WHAT IS BEING ASKED — Note each line where "äldre" appears, and copy it.

Saved entries:
--

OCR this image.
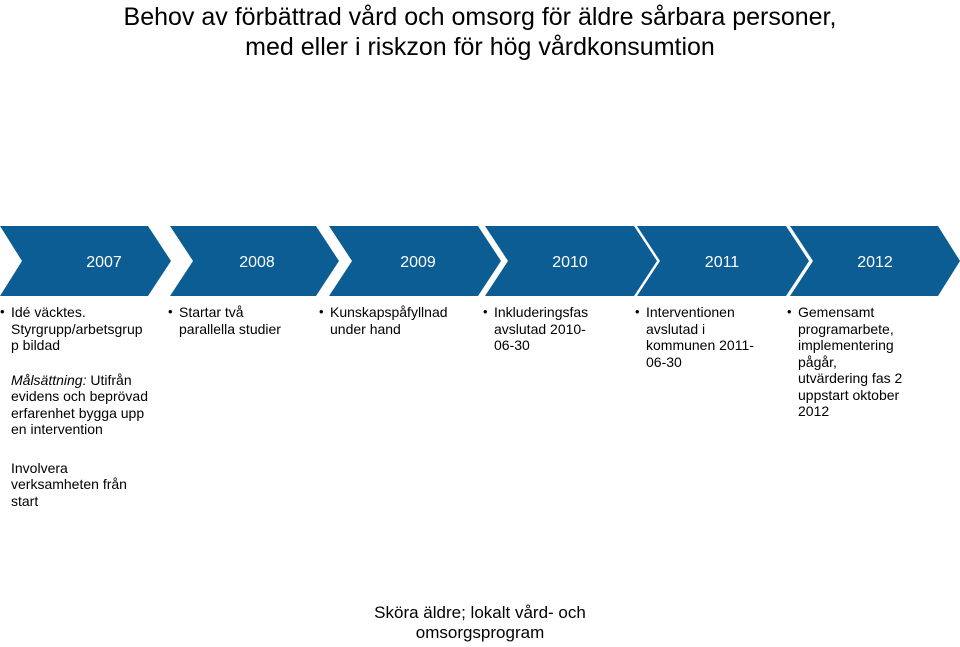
Behov av förbättrad vård och omsorg för äldre sårbara personer,
med eller i riskzon för hög vårdkonsumtion
2007	2008	2009	2010	2011	2012
• Idé väcktes.
Styrgrupp/arbetsgrup
p bildad
Målsättning: Utifrån
evidens och beprövad
erfarenhet bygga upp
en intervention
Involvera
verksamheten från
start
• Startar två
parallella studier
• Kunskapspåfyllnad
under hand
• Inkluderingsfas
avslutad 2010-
06-30
• Interventionen
avslutad i
kommunen 2011-
06-30
• Gemensamt
programarbete,
implementering
pågår,
utvärdering fas 2
uppstart oktober
2012
Sköra äldre; lokalt vård- och
omsorgsprogram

--

CORRECT RESPONSE —
Behov av förbättrad vård och omsorg för äldre sårbara personer,
Sköra äldre; lokalt vård- och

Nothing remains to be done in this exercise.